▶ _Written exercise_:
Give only the number of lines below that contain the word "until".

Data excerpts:
** begin **

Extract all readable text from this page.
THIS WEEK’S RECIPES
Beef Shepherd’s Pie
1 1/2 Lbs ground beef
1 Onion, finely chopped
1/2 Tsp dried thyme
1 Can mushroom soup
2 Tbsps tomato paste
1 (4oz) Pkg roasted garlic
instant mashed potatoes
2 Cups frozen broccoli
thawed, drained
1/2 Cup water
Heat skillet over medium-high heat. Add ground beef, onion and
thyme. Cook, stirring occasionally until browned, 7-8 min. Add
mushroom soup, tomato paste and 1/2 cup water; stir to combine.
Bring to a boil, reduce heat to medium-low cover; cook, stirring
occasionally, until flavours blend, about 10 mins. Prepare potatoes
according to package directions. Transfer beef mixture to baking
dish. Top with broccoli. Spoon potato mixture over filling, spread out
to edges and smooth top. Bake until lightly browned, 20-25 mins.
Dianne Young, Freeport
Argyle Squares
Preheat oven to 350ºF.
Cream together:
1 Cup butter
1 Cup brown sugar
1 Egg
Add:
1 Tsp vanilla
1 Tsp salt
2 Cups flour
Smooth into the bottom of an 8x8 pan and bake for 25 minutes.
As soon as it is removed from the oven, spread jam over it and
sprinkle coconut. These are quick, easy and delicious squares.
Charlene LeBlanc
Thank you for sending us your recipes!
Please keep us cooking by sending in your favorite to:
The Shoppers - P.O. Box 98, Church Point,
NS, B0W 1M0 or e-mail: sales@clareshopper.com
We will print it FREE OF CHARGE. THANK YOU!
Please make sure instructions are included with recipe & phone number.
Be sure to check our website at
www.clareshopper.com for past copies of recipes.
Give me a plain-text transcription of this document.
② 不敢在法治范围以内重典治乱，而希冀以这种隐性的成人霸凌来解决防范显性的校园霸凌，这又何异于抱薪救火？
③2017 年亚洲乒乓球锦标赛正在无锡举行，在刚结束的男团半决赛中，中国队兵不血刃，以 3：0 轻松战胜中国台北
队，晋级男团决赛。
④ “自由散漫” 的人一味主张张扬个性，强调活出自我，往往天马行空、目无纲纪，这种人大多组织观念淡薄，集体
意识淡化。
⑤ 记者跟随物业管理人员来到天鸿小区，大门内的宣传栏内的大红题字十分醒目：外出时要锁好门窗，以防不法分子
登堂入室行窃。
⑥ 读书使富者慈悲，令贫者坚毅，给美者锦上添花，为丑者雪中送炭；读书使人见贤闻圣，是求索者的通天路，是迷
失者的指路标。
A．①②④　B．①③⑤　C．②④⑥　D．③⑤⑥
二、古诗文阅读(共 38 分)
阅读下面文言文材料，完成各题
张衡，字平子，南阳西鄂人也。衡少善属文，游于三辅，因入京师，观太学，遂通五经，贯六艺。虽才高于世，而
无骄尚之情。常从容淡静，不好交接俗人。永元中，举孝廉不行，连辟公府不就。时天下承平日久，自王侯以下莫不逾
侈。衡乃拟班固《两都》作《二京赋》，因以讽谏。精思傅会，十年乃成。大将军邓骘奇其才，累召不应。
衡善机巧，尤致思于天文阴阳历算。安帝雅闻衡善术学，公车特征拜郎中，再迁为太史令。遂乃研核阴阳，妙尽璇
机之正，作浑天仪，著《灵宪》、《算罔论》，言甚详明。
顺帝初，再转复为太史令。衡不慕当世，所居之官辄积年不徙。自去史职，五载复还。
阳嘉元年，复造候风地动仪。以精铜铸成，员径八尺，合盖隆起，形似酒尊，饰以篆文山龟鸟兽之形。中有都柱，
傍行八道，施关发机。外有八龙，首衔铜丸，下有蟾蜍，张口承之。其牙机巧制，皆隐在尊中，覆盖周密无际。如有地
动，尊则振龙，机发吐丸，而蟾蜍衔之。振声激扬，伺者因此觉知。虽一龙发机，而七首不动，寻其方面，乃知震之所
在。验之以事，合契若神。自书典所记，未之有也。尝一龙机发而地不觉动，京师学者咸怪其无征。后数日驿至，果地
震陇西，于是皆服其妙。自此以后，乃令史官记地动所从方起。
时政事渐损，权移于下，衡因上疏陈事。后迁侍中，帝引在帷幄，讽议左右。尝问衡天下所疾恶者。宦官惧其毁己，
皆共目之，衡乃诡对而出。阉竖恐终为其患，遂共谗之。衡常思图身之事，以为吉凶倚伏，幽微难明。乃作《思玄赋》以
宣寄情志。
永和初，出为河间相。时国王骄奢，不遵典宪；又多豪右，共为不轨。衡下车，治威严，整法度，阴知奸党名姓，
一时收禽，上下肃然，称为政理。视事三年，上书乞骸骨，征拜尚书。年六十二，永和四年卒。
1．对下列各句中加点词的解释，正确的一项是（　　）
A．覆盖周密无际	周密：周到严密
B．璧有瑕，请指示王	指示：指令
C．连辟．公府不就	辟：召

** end **

▶ _Response_:
3